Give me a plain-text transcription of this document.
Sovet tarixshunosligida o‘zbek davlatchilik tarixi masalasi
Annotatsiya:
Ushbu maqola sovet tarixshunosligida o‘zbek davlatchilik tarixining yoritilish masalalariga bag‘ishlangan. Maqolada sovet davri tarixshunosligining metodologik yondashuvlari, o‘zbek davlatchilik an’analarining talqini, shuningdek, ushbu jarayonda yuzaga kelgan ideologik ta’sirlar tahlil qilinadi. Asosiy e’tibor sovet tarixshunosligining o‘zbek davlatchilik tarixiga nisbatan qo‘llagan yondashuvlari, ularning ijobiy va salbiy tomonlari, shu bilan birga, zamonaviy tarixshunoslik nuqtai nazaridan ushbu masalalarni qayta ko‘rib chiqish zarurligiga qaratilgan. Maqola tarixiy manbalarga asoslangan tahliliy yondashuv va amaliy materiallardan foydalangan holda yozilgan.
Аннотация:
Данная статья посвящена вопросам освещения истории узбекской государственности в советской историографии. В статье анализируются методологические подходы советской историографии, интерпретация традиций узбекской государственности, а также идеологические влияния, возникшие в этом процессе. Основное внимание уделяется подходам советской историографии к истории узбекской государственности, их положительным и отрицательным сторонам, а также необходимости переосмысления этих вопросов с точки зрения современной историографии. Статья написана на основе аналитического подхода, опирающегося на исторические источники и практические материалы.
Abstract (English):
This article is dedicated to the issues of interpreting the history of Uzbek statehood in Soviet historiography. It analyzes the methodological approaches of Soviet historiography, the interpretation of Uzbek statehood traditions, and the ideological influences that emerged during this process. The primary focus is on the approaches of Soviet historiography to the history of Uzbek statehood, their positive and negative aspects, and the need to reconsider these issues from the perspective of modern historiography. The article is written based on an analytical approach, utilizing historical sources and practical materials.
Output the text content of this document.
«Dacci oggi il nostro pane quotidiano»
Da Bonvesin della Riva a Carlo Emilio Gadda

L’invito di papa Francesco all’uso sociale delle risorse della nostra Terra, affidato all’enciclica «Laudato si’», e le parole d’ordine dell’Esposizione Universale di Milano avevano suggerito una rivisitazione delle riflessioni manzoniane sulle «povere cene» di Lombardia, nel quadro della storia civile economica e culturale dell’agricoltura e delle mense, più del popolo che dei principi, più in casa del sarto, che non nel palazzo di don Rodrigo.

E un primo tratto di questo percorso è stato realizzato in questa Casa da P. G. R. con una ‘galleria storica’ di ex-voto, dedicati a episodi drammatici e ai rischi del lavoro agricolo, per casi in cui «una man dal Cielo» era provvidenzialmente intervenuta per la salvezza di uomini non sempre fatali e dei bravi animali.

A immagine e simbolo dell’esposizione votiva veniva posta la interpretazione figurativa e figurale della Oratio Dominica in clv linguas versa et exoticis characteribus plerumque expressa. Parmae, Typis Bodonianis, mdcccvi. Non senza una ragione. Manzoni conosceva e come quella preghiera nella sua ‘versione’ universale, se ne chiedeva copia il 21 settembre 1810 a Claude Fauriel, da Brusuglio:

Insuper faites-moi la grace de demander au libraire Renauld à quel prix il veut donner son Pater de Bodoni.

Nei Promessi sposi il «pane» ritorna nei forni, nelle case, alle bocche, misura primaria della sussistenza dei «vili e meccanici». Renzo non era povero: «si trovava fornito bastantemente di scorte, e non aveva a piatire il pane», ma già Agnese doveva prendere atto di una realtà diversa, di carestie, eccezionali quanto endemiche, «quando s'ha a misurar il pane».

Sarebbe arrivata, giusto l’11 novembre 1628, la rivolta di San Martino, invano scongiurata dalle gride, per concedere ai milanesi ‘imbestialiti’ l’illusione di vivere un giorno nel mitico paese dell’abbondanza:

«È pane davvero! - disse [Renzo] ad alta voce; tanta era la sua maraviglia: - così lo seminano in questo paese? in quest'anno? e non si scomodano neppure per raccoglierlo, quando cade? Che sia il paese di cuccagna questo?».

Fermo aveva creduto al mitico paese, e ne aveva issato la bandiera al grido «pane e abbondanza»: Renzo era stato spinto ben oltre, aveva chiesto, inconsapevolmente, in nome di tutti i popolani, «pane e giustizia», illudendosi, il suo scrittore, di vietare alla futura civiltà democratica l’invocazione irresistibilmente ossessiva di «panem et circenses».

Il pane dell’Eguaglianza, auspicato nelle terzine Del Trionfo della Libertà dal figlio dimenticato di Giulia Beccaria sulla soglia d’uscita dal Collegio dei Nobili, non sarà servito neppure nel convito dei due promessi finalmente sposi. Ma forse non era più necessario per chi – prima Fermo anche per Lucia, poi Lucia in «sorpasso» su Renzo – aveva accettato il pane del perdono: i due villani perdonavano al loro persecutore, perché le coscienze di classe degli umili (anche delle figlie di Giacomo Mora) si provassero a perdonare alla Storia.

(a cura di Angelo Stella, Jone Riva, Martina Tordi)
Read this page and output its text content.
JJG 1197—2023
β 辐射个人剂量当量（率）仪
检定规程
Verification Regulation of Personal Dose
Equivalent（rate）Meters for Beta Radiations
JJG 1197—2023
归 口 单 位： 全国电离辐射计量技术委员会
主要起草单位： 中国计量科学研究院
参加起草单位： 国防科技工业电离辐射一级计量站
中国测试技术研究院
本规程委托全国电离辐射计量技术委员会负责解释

**AIM OF THE TASK**
Look for the word "davlatchilik" and return every line where it occurs.

**TASK ANSWER**
Sovet tarixshunosligida o‘zbek davlatchilik tarixi masalasi
Ushbu maqola sovet tarixshunosligida o‘zbek davlatchilik tarixining yoritilish masalalariga bag‘ishlangan. Maqolada sovet davri tarixshunosligining metodologik yondashuvlari, o‘zbek davlatchilik an’analarining talqini, shuningdek, ushbu jarayonda yuzaga kelgan ideologik ta’sirlar tahlil qilinadi. Asosiy e’tibor sovet tarixshunosligining o‘zbek davlatchilik tarixiga nisbatan qo‘llagan yondashuvlari, ularning ijobiy va salbiy tomonlari, shu bilan birga, zamonaviy tarixshunoslik nuqtai nazaridan ushbu masalalarni qayta ko‘rib chiqish zarurligiga qaratilgan. Maqola tarixiy manbalarga asoslangan tahliliy yondashuv va amaliy materiallardan foydalangan holda yozilgan.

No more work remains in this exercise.